• Problem statement
Give all the lines below again, exactly, with no pictures.

• Records supplied
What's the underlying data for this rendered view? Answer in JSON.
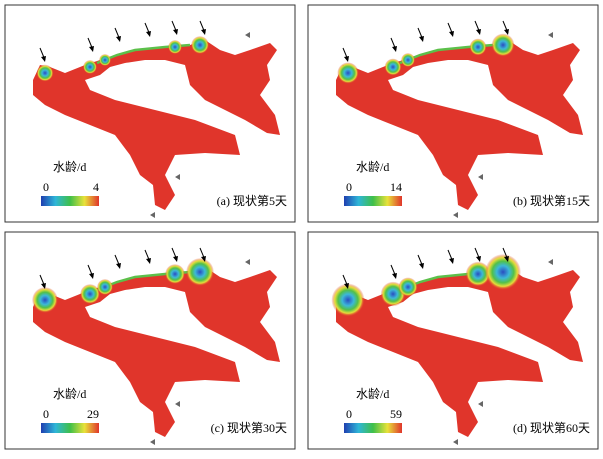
{
  "panels": [
    {
      "legend_title": "水龄/d",
      "legend_min": "0",
      "legend_max": "4",
      "caption": "(a) 现状第5天"
    },
    {
      "legend_title": "水龄/d",
      "legend_min": "0",
      "legend_max": "14",
      "caption": "(b) 现状第15天"
    },
    {
      "legend_title": "水龄/d",
      "legend_min": "0",
      "legend_max": "29",
      "caption": "(c) 现状第30天"
    },
    {
      "legend_title": "水龄/d",
      "legend_min": "0",
      "legend_max": "59",
      "caption": "(d) 现状第60天"
    }
  ]
}
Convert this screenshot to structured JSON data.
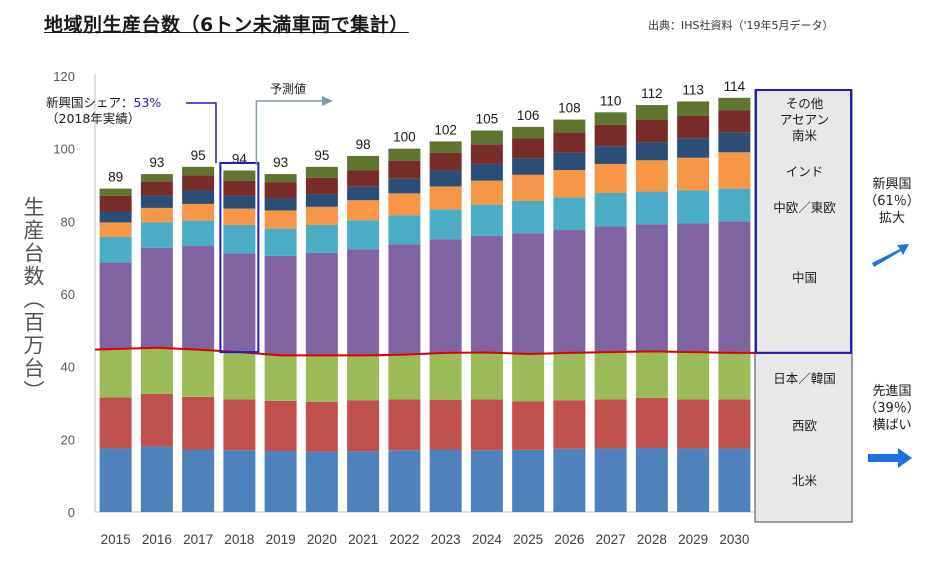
{
  "title": "地域別生産台数（6トン未満車両で集計）",
  "source": "出典：IHS社資料（'19年5月データ）",
  "forecast_label": "予測値",
  "share_annotation": {
    "label": "新興国シェア：",
    "value": "53%",
    "sub": "（2018年実績）"
  },
  "right_panel": {
    "emerging_regions": [
      "その他",
      "アセアン",
      "南米",
      "インド",
      "中欧／東欧",
      "中国"
    ],
    "developed_regions": [
      "日本／韓国",
      "西欧",
      "北米"
    ]
  },
  "side_notes": {
    "emerging": [
      "新興国",
      "（61％）",
      "拡大"
    ],
    "developed": [
      "先進国",
      "（39％）",
      "横ばい"
    ]
  },
  "colors": {
    "北米": "#4f81bd",
    "西欧": "#c0504d",
    "日本／韓国": "#9bbb59",
    "中国": "#8064a2",
    "中欧／東欧": "#4bacc6",
    "インド": "#f79646",
    "南米": "#2c4d75",
    "アセアン": "#772c2a",
    "その他": "#5f7530",
    "panel_fill": "#e8e8e8",
    "highlight_box": "#1f1fbf",
    "divider_line": "#e00000",
    "arrow": "#1f70e0"
  },
  "chart_data": {
    "type": "bar",
    "stacked": true,
    "categories": [
      "2015",
      "2016",
      "2017",
      "2018",
      "2019",
      "2020",
      "2021",
      "2022",
      "2023",
      "2024",
      "2025",
      "2026",
      "2027",
      "2028",
      "2029",
      "2030"
    ],
    "totals": [
      89,
      93,
      95,
      94,
      93,
      95,
      98,
      100,
      102,
      105,
      106,
      108,
      110,
      112,
      113,
      114
    ],
    "series": [
      {
        "name": "北米",
        "values": [
          17.5,
          18.0,
          17.2,
          17.0,
          16.8,
          16.6,
          16.7,
          17.0,
          17.2,
          17.0,
          17.1,
          17.4,
          17.5,
          17.6,
          17.5,
          17.5
        ]
      },
      {
        "name": "西欧",
        "values": [
          14.0,
          14.5,
          14.5,
          14.0,
          13.8,
          13.7,
          14.0,
          14.0,
          13.7,
          14.0,
          13.4,
          13.3,
          13.5,
          13.8,
          13.5,
          13.5
        ]
      },
      {
        "name": "日本／韓国",
        "values": [
          13.2,
          12.7,
          13.0,
          13.0,
          12.5,
          12.8,
          12.4,
          12.3,
          12.9,
          12.9,
          13.0,
          13.1,
          13.0,
          12.8,
          13.0,
          12.8
        ]
      },
      {
        "name": "中国",
        "values": [
          24.0,
          27.5,
          28.5,
          27.2,
          27.4,
          28.2,
          29.2,
          30.4,
          31.3,
          32.1,
          33.2,
          33.8,
          34.6,
          35.0,
          35.4,
          36.2
        ]
      },
      {
        "name": "中欧／東欧",
        "values": [
          7.0,
          7.0,
          7.0,
          7.8,
          7.5,
          7.7,
          8.0,
          8.0,
          8.2,
          8.6,
          8.9,
          9.0,
          9.2,
          9.0,
          9.1,
          9.0
        ]
      },
      {
        "name": "インド",
        "values": [
          4.0,
          4.0,
          4.6,
          4.5,
          5.0,
          5.0,
          5.5,
          6.0,
          6.3,
          6.6,
          7.2,
          7.5,
          8.0,
          8.6,
          9.0,
          10.0
        ]
      },
      {
        "name": "南米",
        "values": [
          3.0,
          3.3,
          3.7,
          3.5,
          3.3,
          3.5,
          3.7,
          4.0,
          4.4,
          4.6,
          4.6,
          4.8,
          4.9,
          5.0,
          5.4,
          5.5
        ]
      },
      {
        "name": "アセアン",
        "values": [
          4.3,
          4.0,
          4.2,
          4.2,
          4.5,
          4.5,
          4.5,
          5.0,
          4.9,
          5.4,
          5.4,
          5.6,
          5.9,
          6.2,
          6.1,
          6.0
        ]
      },
      {
        "name": "その他",
        "values": [
          2.0,
          2.0,
          2.3,
          2.8,
          2.2,
          3.0,
          4.0,
          3.3,
          3.1,
          3.8,
          3.2,
          3.5,
          3.4,
          4.0,
          4.0,
          3.5
        ]
      }
    ],
    "developed_total": [
      44.7,
      45.2,
      44.7,
      44.0,
      43.1,
      43.1,
      43.1,
      43.3,
      43.8,
      43.9,
      43.5,
      43.8,
      44.0,
      44.2,
      44.0,
      43.8
    ],
    "ylabel": "生産台数（百万台）",
    "ylim": [
      0,
      120
    ],
    "yticks": [
      0,
      20,
      40,
      60,
      80,
      100,
      120
    ],
    "grid": false,
    "legend": "right"
  }
}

• Exercise output
What's the underlying data for this rendered view? Answer in JSON.
{
  "panels": [
    {
      "legend_title": "水龄/d",
      "legend_min": "0",
      "legend_max": "4",
      "caption": "(a) 现状第5天"
    },
    {
      "legend_title": "水龄/d",
      "legend_min": "0",
      "legend_max": "14",
      "caption": "(b) 现状第15天"
    },
    {
      "legend_title": "水龄/d",
      "legend_min": "0",
      "legend_max": "29",
      "caption": "(c) 现状第30天"
    },
    {
      "legend_title": "水龄/d",
      "legend_min": "0",
      "legend_max": "59",
      "caption": "(d) 现状第60天"
    }
  ]
}
Convert this screenshot to structured JSON data.
{
  "title": "地域別生産台数（6トン未満車両で集計）",
  "source": "出典：IHS社資料（'19年5月データ）",
  "forecast_label": "予測値",
  "share_annotation": {
    "label": "新興国シェア：",
    "value": "53%",
    "sub": "（2018年実績）"
  },
  "right_panel": {
    "emerging_regions": [
      "その他",
      "アセアン",
      "南米",
      "インド",
      "中欧／東欧",
      "中国"
    ],
    "developed_regions": [
      "日本／韓国",
      "西欧",
      "北米"
    ]
  },
  "side_notes": {
    "emerging": [
      "新興国",
      "（61％）",
      "拡大"
    ],
    "developed": [
      "先進国",
      "（39％）",
      "横ばい"
    ]
  },
  "colors": {
    "北米": "#4f81bd",
    "西欧": "#c0504d",
    "日本／韓国": "#9bbb59",
    "中国": "#8064a2",
    "中欧／東欧": "#4bacc6",
    "インド": "#f79646",
    "南米": "#2c4d75",
    "アセアン": "#772c2a",
    "その他": "#5f7530",
    "panel_fill": "#e8e8e8",
    "highlight_box": "#1f1fbf",
    "divider_line": "#e00000",
    "arrow": "#1f70e0"
  },
  "chart_data": {
    "type": "bar",
    "stacked": true,
    "categories": [
      "2015",
      "2016",
      "2017",
      "2018",
      "2019",
      "2020",
      "2021",
      "2022",
      "2023",
      "2024",
      "2025",
      "2026",
      "2027",
      "2028",
      "2029",
      "2030"
    ],
    "totals": [
      89,
      93,
      95,
      94,
      93,
      95,
      98,
      100,
      102,
      105,
      106,
      108,
      110,
      112,
      113,
      114
    ],
    "series": [
      {
        "name": "北米",
        "values": [
          17.5,
          18.0,
          17.2,
          17.0,
          16.8,
          16.6,
          16.7,
          17.0,
          17.2,
          17.0,
          17.1,
          17.4,
          17.5,
          17.6,
          17.5,
          17.5
        ]
      },
      {
        "name": "西欧",
        "values": [
          14.0,
          14.5,
          14.5,
          14.0,
          13.8,
          13.7,
          14.0,
          14.0,
          13.7,
          14.0,
          13.4,
          13.3,
          13.5,
          13.8,
          13.5,
          13.5
        ]
      },
      {
        "name": "日本／韓国",
        "values": [
          13.2,
          12.7,
          13.0,
          13.0,
          12.5,
          12.8,
          12.4,
          12.3,
          12.9,
          12.9,
          13.0,
          13.1,
          13.0,
          12.8,
          13.0,
          12.8
        ]
      },
      {
        "name": "中国",
        "values": [
          24.0,
          27.5,
          28.5,
          27.2,
          27.4,
          28.2,
          29.2,
          30.4,
          31.3,
          32.1,
          33.2,
          33.8,
          34.6,
          35.0,
          35.4,
          36.2
        ]
      },
      {
        "name": "中欧／東欧",
        "values": [
          7.0,
          7.0,
          7.0,
          7.8,
          7.5,
          7.7,
          8.0,
          8.0,
          8.2,
          8.6,
          8.9,
          9.0,
          9.2,
          9.0,
          9.1,
          9.0
        ]
      },
      {
        "name": "インド",
        "values": [
          4.0,
          4.0,
          4.6,
          4.5,
          5.0,
          5.0,
          5.5,
          6.0,
          6.3,
          6.6,
          7.2,
          7.5,
          8.0,
          8.6,
          9.0,
          10.0
        ]
      },
      {
        "name": "南米",
        "values": [
          3.0,
          3.3,
          3.7,
          3.5,
          3.3,
          3.5,
          3.7,
          4.0,
          4.4,
          4.6,
          4.6,
          4.8,
          4.9,
          5.0,
          5.4,
          5.5
        ]
      },
      {
        "name": "アセアン",
        "values": [
          4.3,
          4.0,
          4.2,
          4.2,
          4.5,
          4.5,
          4.5,
          5.0,
          4.9,
          5.4,
          5.4,
          5.6,
          5.9,
          6.2,
          6.1,
          6.0
        ]
      },
      {
        "name": "その他",
        "values": [
          2.0,
          2.0,
          2.3,
          2.8,
          2.2,
          3.0,
          4.0,
          3.3,
          3.1,
          3.8,
          3.2,
          3.5,
          3.4,
          4.0,
          4.0,
          3.5
        ]
      }
    ],
    "developed_total": [
      44.7,
      45.2,
      44.7,
      44.0,
      43.1,
      43.1,
      43.1,
      43.3,
      43.8,
      43.9,
      43.5,
      43.8,
      44.0,
      44.2,
      44.0,
      43.8
    ],
    "ylabel": "生産台数（百万台）",
    "ylim": [
      0,
      120
    ],
    "yticks": [
      0,
      20,
      40,
      60,
      80,
      100,
      120
    ],
    "grid": false,
    "legend": "right"
  }
}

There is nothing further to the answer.